[Begin]
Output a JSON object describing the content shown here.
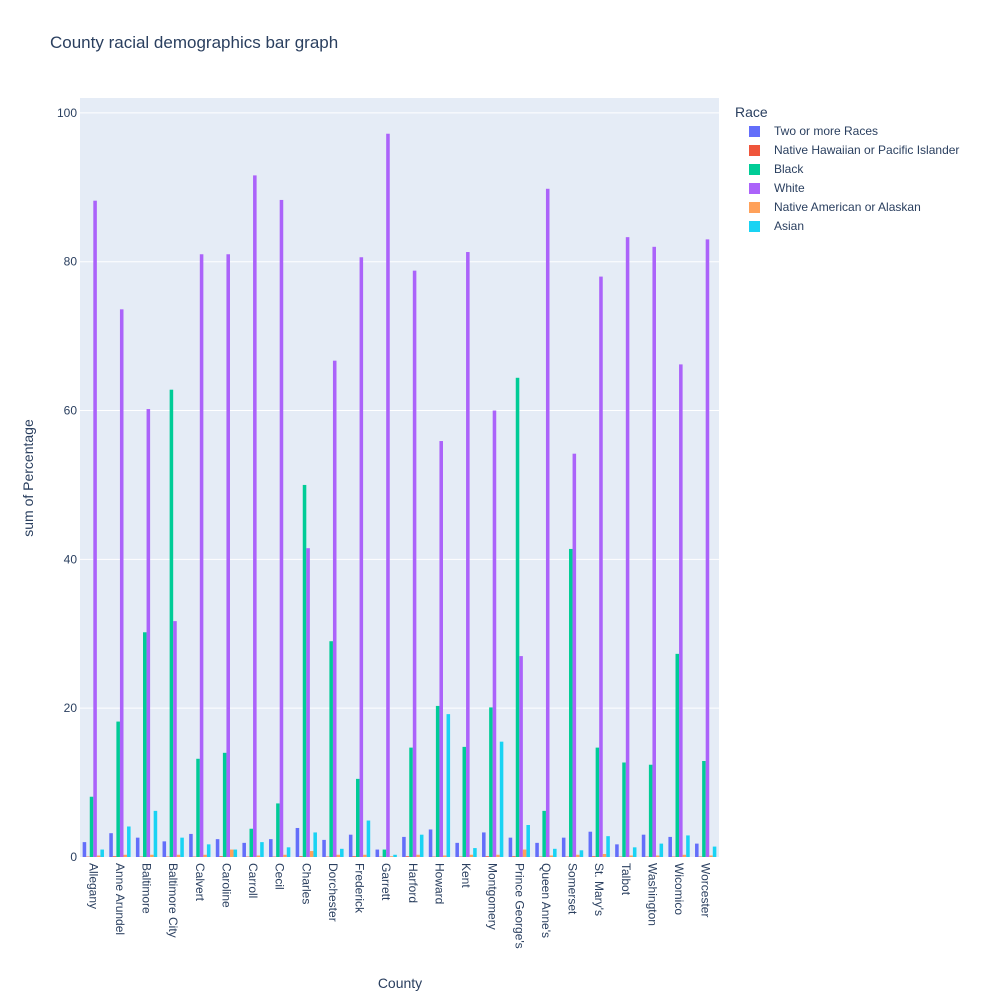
{
  "chart_data": {
    "type": "bar",
    "title": "County racial demographics bar graph",
    "xlabel": "County",
    "ylabel": "sum of Percentage",
    "ylim": [
      0,
      102
    ],
    "yticks": [
      0,
      20,
      40,
      60,
      80,
      100
    ],
    "grid": true,
    "barmode": "group",
    "legend": {
      "title": "Race",
      "placement": "right"
    },
    "categories": [
      "Allegany",
      "Anne Arundel",
      "Baltimore",
      "Baltimore City",
      "Calvert",
      "Caroline",
      "Carroll",
      "Cecil",
      "Charles",
      "Dorchester",
      "Frederick",
      "Garrett",
      "Harford",
      "Howard",
      "Kent",
      "Montgomery",
      "Prince George's",
      "Queen Anne's",
      "Somerset",
      "St. Mary's",
      "Talbot",
      "Washington",
      "Wicomico",
      "Worcester"
    ],
    "series": [
      {
        "name": "Two or more Races",
        "color": "#636efa",
        "values": [
          2.0,
          3.2,
          2.6,
          2.1,
          3.1,
          2.4,
          1.9,
          2.4,
          3.9,
          2.3,
          3.0,
          1.0,
          2.7,
          3.7,
          1.9,
          3.3,
          2.6,
          1.9,
          2.6,
          3.4,
          1.7,
          3.0,
          2.7,
          1.8
        ]
      },
      {
        "name": "Native Hawaiian or Pacific Islander",
        "color": "#ef553b",
        "values": [
          0.05,
          0.1,
          0.05,
          0.05,
          0.05,
          0.1,
          0.05,
          0.05,
          0.1,
          0.05,
          0.1,
          0.05,
          0.1,
          0.05,
          0.05,
          0.1,
          0.1,
          0.05,
          0.05,
          0.1,
          0.05,
          0.05,
          0.05,
          0.05
        ]
      },
      {
        "name": "Black",
        "color": "#00cc96",
        "values": [
          8.1,
          18.2,
          30.2,
          62.8,
          13.2,
          14.0,
          3.8,
          7.2,
          50.0,
          29.0,
          10.5,
          1.0,
          14.7,
          20.3,
          14.8,
          20.1,
          64.4,
          6.2,
          41.4,
          14.7,
          12.7,
          12.4,
          27.3,
          12.9
        ]
      },
      {
        "name": "White",
        "color": "#ab63fa",
        "values": [
          88.2,
          73.6,
          60.2,
          31.7,
          81.0,
          81.0,
          91.6,
          88.3,
          41.5,
          66.7,
          80.6,
          97.2,
          78.8,
          55.9,
          81.3,
          60.0,
          27.0,
          89.8,
          54.2,
          78.0,
          83.3,
          82.0,
          66.2,
          83.0
        ]
      },
      {
        "name": "Native American or Alaskan",
        "color": "#ffa15a",
        "values": [
          0.2,
          0.3,
          0.3,
          0.3,
          0.3,
          1.0,
          0.2,
          0.3,
          0.8,
          0.3,
          0.3,
          0.1,
          0.3,
          0.2,
          0.3,
          0.3,
          1.0,
          0.2,
          0.3,
          0.4,
          0.2,
          0.2,
          0.3,
          0.2
        ]
      },
      {
        "name": "Asian",
        "color": "#19d3f3",
        "values": [
          1.0,
          4.1,
          6.2,
          2.6,
          1.7,
          1.0,
          2.0,
          1.3,
          3.3,
          1.1,
          4.9,
          0.3,
          3.0,
          19.2,
          1.2,
          15.5,
          4.3,
          1.1,
          0.9,
          2.8,
          1.3,
          1.8,
          2.9,
          1.4
        ]
      }
    ]
  }
}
[End]
## [What the task requires]
Go through the data above and transcribe it in full, omitting any image.

## [Answer]
Output a JSON object describing the content shown here.
{
  "chart_data": {
    "type": "bar",
    "title": "County racial demographics bar graph",
    "xlabel": "County",
    "ylabel": "sum of Percentage",
    "ylim": [
      0,
      102
    ],
    "yticks": [
      0,
      20,
      40,
      60,
      80,
      100
    ],
    "grid": true,
    "barmode": "group",
    "legend": {
      "title": "Race",
      "placement": "right"
    },
    "categories": [
      "Allegany",
      "Anne Arundel",
      "Baltimore",
      "Baltimore City",
      "Calvert",
      "Caroline",
      "Carroll",
      "Cecil",
      "Charles",
      "Dorchester",
      "Frederick",
      "Garrett",
      "Harford",
      "Howard",
      "Kent",
      "Montgomery",
      "Prince George's",
      "Queen Anne's",
      "Somerset",
      "St. Mary's",
      "Talbot",
      "Washington",
      "Wicomico",
      "Worcester"
    ],
    "series": [
      {
        "name": "Two or more Races",
        "color": "#636efa",
        "values": [
          2.0,
          3.2,
          2.6,
          2.1,
          3.1,
          2.4,
          1.9,
          2.4,
          3.9,
          2.3,
          3.0,
          1.0,
          2.7,
          3.7,
          1.9,
          3.3,
          2.6,
          1.9,
          2.6,
          3.4,
          1.7,
          3.0,
          2.7,
          1.8
        ]
      },
      {
        "name": "Native Hawaiian or Pacific Islander",
        "color": "#ef553b",
        "values": [
          0.05,
          0.1,
          0.05,
          0.05,
          0.05,
          0.1,
          0.05,
          0.05,
          0.1,
          0.05,
          0.1,
          0.05,
          0.1,
          0.05,
          0.05,
          0.1,
          0.1,
          0.05,
          0.05,
          0.1,
          0.05,
          0.05,
          0.05,
          0.05
        ]
      },
      {
        "name": "Black",
        "color": "#00cc96",
        "values": [
          8.1,
          18.2,
          30.2,
          62.8,
          13.2,
          14.0,
          3.8,
          7.2,
          50.0,
          29.0,
          10.5,
          1.0,
          14.7,
          20.3,
          14.8,
          20.1,
          64.4,
          6.2,
          41.4,
          14.7,
          12.7,
          12.4,
          27.3,
          12.9
        ]
      },
      {
        "name": "White",
        "color": "#ab63fa",
        "values": [
          88.2,
          73.6,
          60.2,
          31.7,
          81.0,
          81.0,
          91.6,
          88.3,
          41.5,
          66.7,
          80.6,
          97.2,
          78.8,
          55.9,
          81.3,
          60.0,
          27.0,
          89.8,
          54.2,
          78.0,
          83.3,
          82.0,
          66.2,
          83.0
        ]
      },
      {
        "name": "Native American or Alaskan",
        "color": "#ffa15a",
        "values": [
          0.2,
          0.3,
          0.3,
          0.3,
          0.3,
          1.0,
          0.2,
          0.3,
          0.8,
          0.3,
          0.3,
          0.1,
          0.3,
          0.2,
          0.3,
          0.3,
          1.0,
          0.2,
          0.3,
          0.4,
          0.2,
          0.2,
          0.3,
          0.2
        ]
      },
      {
        "name": "Asian",
        "color": "#19d3f3",
        "values": [
          1.0,
          4.1,
          6.2,
          2.6,
          1.7,
          1.0,
          2.0,
          1.3,
          3.3,
          1.1,
          4.9,
          0.3,
          3.0,
          19.2,
          1.2,
          15.5,
          4.3,
          1.1,
          0.9,
          2.8,
          1.3,
          1.8,
          2.9,
          1.4
        ]
      }
    ]
  }
}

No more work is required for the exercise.